▶ **Brief**
Rewrite each of the records below, replacing "figure" with "drawing" everywhere it occurs and leaving everything else unchanged.

▶ **Provided data**
• • •
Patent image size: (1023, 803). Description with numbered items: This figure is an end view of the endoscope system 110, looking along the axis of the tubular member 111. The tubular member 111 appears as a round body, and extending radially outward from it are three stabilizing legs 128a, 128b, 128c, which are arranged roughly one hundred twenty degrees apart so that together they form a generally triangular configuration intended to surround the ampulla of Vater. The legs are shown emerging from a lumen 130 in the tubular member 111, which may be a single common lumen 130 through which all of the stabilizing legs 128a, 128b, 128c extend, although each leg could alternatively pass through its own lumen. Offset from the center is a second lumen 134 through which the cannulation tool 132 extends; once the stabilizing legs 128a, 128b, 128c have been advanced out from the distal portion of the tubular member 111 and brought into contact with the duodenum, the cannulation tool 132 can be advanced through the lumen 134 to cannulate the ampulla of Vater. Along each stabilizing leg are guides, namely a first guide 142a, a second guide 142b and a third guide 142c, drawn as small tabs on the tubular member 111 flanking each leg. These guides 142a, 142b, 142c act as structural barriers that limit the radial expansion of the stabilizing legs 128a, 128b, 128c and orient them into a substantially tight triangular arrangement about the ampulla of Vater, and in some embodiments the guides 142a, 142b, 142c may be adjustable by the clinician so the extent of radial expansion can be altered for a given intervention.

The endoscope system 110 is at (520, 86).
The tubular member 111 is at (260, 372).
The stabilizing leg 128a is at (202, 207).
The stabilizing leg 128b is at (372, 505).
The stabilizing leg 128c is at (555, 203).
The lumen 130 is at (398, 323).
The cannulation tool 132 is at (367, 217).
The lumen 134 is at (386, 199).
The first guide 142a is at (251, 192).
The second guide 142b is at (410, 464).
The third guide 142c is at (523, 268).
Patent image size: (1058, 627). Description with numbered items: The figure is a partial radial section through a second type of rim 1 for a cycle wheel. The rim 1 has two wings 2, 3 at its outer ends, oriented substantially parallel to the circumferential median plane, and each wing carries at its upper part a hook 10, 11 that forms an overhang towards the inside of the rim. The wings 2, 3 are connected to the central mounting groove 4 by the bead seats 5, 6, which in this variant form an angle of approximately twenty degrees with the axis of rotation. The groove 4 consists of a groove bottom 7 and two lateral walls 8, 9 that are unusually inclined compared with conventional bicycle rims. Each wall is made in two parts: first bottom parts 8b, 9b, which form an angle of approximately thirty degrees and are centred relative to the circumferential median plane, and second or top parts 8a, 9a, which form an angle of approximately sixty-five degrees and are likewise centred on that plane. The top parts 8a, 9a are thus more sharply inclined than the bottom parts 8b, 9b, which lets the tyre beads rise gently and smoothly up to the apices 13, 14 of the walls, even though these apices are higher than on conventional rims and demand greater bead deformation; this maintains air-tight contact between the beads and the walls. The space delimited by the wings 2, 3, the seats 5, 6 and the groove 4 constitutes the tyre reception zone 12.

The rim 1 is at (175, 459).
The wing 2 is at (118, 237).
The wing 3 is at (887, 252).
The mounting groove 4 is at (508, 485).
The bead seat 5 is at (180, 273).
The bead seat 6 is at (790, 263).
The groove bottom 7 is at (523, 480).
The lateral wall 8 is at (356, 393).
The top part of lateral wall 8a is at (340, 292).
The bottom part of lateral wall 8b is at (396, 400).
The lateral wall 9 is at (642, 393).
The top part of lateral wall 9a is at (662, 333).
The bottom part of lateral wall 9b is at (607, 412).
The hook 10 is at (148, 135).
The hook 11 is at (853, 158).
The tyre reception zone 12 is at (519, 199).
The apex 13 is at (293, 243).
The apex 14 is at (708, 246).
• • •
▶ **Completed exercise**
Patent image size: (1023, 803). Description with numbered items: This drawing is an end view of the endoscope system 110, looking along the axis of the tubular member 111. The tubular member 111 appears as a round body, and extending radially outward from it are three stabilizing legs 128a, 128b, 128c, which are arranged roughly one hundred twenty degrees apart so that together they form a generally triangular configuration intended to surround the ampulla of Vater. The legs are shown emerging from a lumen 130 in the tubular member 111, which may be a single common lumen 130 through which all of the stabilizing legs 128a, 128b, 128c extend, although each leg could alternatively pass through its own lumen. Offset from the center is a second lumen 134 through which the cannulation tool 132 extends; once the stabilizing legs 128a, 128b, 128c have been advanced out from the distal portion of the tubular member 111 and brought into contact with the duodenum, the cannulation tool 132 can be advanced through the lumen 134 to cannulate the ampulla of Vater. Along each stabilizing leg are guides, namely a first guide 142a, a second guide 142b and a third guide 142c, drawn as small tabs on the tubular member 111 flanking each leg. These guides 142a, 142b, 142c act as structural barriers that limit the radial expansion of the stabilizing legs 128a, 128b, 128c and orient them into a substantially tight triangular arrangement about the ampulla of Vater, and in some embodiments the guides 142a, 142b, 142c may be adjustable by the clinician so the extent of radial expansion can be altered for a given intervention.

The endoscope system 110 is at (520, 86).
The tubular member 111 is at (260, 372).
The stabilizing leg 128a is at (202, 207).
The stabilizing leg 128b is at (372, 505).
The stabilizing leg 128c is at (555, 203).
The lumen 130 is at (398, 323).
The cannulation tool 132 is at (367, 217).
The lumen 134 is at (386, 199).
The first guide 142a is at (251, 192).
The second guide 142b is at (410, 464).
The third guide 142c is at (523, 268).
Patent image size: (1058, 627). Description with numbered items: The drawing is a partial radial section through a second type of rim 1 for a cycle wheel. The rim 1 has two wings 2, 3 at its outer ends, oriented substantially parallel to the circumferential median plane, and each wing carries at its upper part a hook 10, 11 that forms an overhang towards the inside of the rim. The wings 2, 3 are connected to the central mounting groove 4 by the bead seats 5, 6, which in this variant form an angle of approximately twenty degrees with the axis of rotation. The groove 4 consists of a groove bottom 7 and two lateral walls 8, 9 that are unusually inclined compared with conventional bicycle rims. Each wall is made in two parts: first bottom parts 8b, 9b, which form an angle of approximately thirty degrees and are centred relative to the circumferential median plane, and second or top parts 8a, 9a, which form an angle of approximately sixty-five degrees and are likewise centred on that plane. The top parts 8a, 9a are thus more sharply inclined than the bottom parts 8b, 9b, which lets the tyre beads rise gently and smoothly up to the apices 13, 14 of the walls, even though these apices are higher than on conventional rims and demand greater bead deformation; this maintains air-tight contact between the beads and the walls. The space delimited by the wings 2, 3, the seats 5, 6 and the groove 4 constitutes the tyre reception zone 12.

The rim 1 is at (175, 459).
The wing 2 is at (118, 237).
The wing 3 is at (887, 252).
The mounting groove 4 is at (508, 485).
The bead seat 5 is at (180, 273).
The bead seat 6 is at (790, 263).
The groove bottom 7 is at (523, 480).
The lateral wall 8 is at (356, 393).
The top part of lateral wall 8a is at (340, 292).
The bottom part of lateral wall 8b is at (396, 400).
The lateral wall 9 is at (642, 393).
The top part of lateral wall 9a is at (662, 333).
The bottom part of lateral wall 9b is at (607, 412).
The hook 10 is at (148, 135).
The hook 11 is at (853, 158).
The tyre reception zone 12 is at (519, 199).
The apex 13 is at (293, 243).
The apex 14 is at (708, 246).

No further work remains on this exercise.